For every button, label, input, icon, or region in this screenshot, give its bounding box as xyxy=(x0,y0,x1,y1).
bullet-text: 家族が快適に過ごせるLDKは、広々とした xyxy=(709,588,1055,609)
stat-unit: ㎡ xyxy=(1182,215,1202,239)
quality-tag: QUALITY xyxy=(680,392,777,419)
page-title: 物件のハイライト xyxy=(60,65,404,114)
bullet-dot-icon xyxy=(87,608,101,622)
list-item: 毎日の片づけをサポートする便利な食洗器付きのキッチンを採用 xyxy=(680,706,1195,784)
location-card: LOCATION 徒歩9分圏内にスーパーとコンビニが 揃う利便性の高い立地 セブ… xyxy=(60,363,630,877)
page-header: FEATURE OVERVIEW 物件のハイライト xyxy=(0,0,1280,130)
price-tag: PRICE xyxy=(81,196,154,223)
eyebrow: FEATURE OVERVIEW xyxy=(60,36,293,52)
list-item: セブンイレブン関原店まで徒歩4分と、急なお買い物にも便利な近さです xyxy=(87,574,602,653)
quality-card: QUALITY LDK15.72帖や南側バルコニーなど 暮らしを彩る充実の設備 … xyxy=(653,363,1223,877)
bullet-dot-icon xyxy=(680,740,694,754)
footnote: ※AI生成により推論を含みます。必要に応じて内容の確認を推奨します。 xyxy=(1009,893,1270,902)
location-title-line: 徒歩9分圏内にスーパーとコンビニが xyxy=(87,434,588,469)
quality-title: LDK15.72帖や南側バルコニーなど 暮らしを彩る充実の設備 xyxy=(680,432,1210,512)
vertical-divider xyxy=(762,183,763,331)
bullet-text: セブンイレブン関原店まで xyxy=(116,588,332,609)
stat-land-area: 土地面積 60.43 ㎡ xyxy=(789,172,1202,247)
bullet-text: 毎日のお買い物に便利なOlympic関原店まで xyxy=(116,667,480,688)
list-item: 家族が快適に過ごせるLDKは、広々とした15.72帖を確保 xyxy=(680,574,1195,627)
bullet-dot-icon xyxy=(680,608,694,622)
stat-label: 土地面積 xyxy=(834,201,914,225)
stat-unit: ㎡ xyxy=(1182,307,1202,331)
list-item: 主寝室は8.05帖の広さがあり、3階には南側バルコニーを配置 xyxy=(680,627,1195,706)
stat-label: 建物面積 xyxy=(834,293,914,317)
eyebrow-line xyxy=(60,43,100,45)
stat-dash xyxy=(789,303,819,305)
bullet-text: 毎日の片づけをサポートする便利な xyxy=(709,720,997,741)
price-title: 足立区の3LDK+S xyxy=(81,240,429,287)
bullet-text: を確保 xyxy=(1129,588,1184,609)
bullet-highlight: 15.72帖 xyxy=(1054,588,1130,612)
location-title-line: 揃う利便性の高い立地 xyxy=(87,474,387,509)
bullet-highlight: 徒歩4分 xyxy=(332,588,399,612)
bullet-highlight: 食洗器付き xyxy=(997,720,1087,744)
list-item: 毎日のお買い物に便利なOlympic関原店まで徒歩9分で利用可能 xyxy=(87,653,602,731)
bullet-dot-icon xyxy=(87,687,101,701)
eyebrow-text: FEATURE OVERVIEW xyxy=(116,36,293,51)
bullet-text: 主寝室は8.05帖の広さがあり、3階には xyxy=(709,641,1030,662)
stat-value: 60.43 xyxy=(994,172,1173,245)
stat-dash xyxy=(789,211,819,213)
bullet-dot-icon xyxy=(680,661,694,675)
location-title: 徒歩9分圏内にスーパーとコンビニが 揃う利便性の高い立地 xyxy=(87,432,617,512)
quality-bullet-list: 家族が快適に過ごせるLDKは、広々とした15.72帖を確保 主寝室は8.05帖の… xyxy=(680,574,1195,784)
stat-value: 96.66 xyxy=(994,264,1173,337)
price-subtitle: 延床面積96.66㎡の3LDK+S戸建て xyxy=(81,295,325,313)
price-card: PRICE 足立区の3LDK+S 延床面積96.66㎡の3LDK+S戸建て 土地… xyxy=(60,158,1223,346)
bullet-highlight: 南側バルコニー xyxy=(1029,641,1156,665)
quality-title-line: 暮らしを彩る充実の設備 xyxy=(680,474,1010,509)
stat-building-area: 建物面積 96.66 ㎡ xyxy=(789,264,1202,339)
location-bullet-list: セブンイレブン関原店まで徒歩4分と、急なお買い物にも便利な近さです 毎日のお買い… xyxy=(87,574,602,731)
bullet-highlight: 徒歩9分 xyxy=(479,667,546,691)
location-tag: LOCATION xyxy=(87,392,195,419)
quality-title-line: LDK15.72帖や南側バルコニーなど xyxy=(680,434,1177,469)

● ● ● ● ● ● ●

Convert the rows above into a Markdown table with two columns, No. and Line, numbering each row and leaving out blank lines.

» **FULL SOLUTION**
| No. | Line |
|---|---|
| 1 | For every button, label, input, icon, or region in this screenshot, give its bounding box as xyxy=(x0,y0,x1,y1). |
| 2 | bullet-text: 家族が快適に過ごせるLDKは、広々とした xyxy=(709,588,1055,609) |
| 3 | stat-unit: ㎡ xyxy=(1182,215,1202,239) |
| 4 | quality-tag: QUALITY xyxy=(680,392,777,419) |
| 5 | page-title: 物件のハイライト xyxy=(60,65,404,114) |
| 6 | bullet-dot-icon xyxy=(87,608,101,622) |
| 7 | list-item: 毎日の片づけをサポートする便利な食洗器付きのキッチンを採用 xyxy=(680,706,1195,784) |
| 8 | location-card: LOCATION 徒歩9分圏内にスーパーとコンビニが 揃う利便性の高い立地 セブ… xyxy=(60,363,630,877) |
| 9 | page-header: FEATURE OVERVIEW 物件のハイライト xyxy=(0,0,1280,130) |
| 10 | price-tag: PRICE xyxy=(81,196,154,223) |
| 11 | eyebrow: FEATURE OVERVIEW xyxy=(60,36,293,52) |
| 12 | list-item: セブンイレブン関原店まで徒歩4分と、急なお買い物にも便利な近さです xyxy=(87,574,602,653) |
| 13 | quality-card: QUALITY LDK15.72帖や南側バルコニーなど 暮らしを彩る充実の設備 … xyxy=(653,363,1223,877) |
| 14 | bullet-dot-icon xyxy=(680,740,694,754) |
| 15 | footnote: ※AI生成により推論を含みます。必要に応じて内容の確認を推奨します。 xyxy=(1009,893,1270,902) |
| 16 | location-title-line: 徒歩9分圏内にスーパーとコンビニが xyxy=(87,434,588,469) |
| 17 | quality-title: LDK15.72帖や南側バルコニーなど 暮らしを彩る充実の設備 xyxy=(680,432,1210,512) |
| 18 | vertical-divider xyxy=(762,183,763,331) |
| 19 | bullet-text: セブンイレブン関原店まで xyxy=(116,588,332,609) |
| 20 | stat-land-area: 土地面積 60.43 ㎡ xyxy=(789,172,1202,247) |
| 21 | bullet-text: 毎日のお買い物に便利なOlympic関原店まで xyxy=(116,667,480,688) |
| 22 | list-item: 家族が快適に過ごせるLDKは、広々とした15.72帖を確保 xyxy=(680,574,1195,627) |
| 23 | bullet-dot-icon xyxy=(680,608,694,622) |
| 24 | stat-label: 土地面積 xyxy=(834,201,914,225) |
| 25 | stat-unit: ㎡ xyxy=(1182,307,1202,331) |
| 26 | list-item: 主寝室は8.05帖の広さがあり、3階には南側バルコニーを配置 xyxy=(680,627,1195,706) |
| 27 | stat-label: 建物面積 xyxy=(834,293,914,317) |
| 28 | eyebrow-line xyxy=(60,43,100,45) |
| 29 | stat-dash xyxy=(789,303,819,305) |
| 30 | bullet-text: 毎日の片づけをサポートする便利な xyxy=(709,720,997,741) |
| 31 | price-title: 足立区の3LDK+S xyxy=(81,240,429,287) |
| 32 | bullet-text: を確保 xyxy=(1129,588,1184,609) |
| 33 | bullet-highlight: 15.72帖 xyxy=(1054,588,1130,612) |
| 34 | location-title-line: 揃う利便性の高い立地 xyxy=(87,474,387,509) |
| 35 | bullet-highlight: 徒歩4分 xyxy=(332,588,399,612) |
| 36 | bullet-highlight: 食洗器付き xyxy=(997,720,1087,744) |
| 37 | list-item: 毎日のお買い物に便利なOlympic関原店まで徒歩9分で利用可能 xyxy=(87,653,602,731) |
| 38 | bullet-dot-icon xyxy=(87,687,101,701) |
| 39 | eyebrow-text: FEATURE OVERVIEW xyxy=(116,36,293,51) |
| 40 | bullet-text: 主寝室は8.05帖の広さがあり、3階には xyxy=(709,641,1030,662) |
| 41 | stat-value: 60.43 xyxy=(994,172,1173,245) |
| 42 | stat-dash xyxy=(789,211,819,213) |
| 43 | bullet-dot-icon xyxy=(680,661,694,675) |
| 44 | location-title: 徒歩9分圏内にスーパーとコンビニが 揃う利便性の高い立地 xyxy=(87,432,617,512) |
| 45 | quality-bullet-list: 家族が快適に過ごせるLDKは、広々とした15.72帖を確保 主寝室は8.05帖の… xyxy=(680,574,1195,784) |
| 46 | stat-value: 96.66 xyxy=(994,264,1173,337) |
| 47 | price-subtitle: 延床面積96.66㎡の3LDK+S戸建て xyxy=(81,295,325,313) |
| 48 | price-card: PRICE 足立区の3LDK+S 延床面積96.66㎡の3LDK+S戸建て 土地… xyxy=(60,158,1223,346) |
| 49 | bullet-highlight: 南側バルコニー xyxy=(1029,641,1156,665) |
| 50 | quality-title-line: 暮らしを彩る充実の設備 xyxy=(680,474,1010,509) |
| 51 | stat-building-area: 建物面積 96.66 ㎡ xyxy=(789,264,1202,339) |
| 52 | location-bullet-list: セブンイレブン関原店まで徒歩4分と、急なお買い物にも便利な近さです 毎日のお買い… xyxy=(87,574,602,731) |
| 53 | bullet-highlight: 徒歩9分 xyxy=(479,667,546,691) |
| 54 | location-tag: LOCATION xyxy=(87,392,195,419) |
| 55 | quality-title-line: LDK15.72帖や南側バルコニーなど xyxy=(680,434,1177,469) |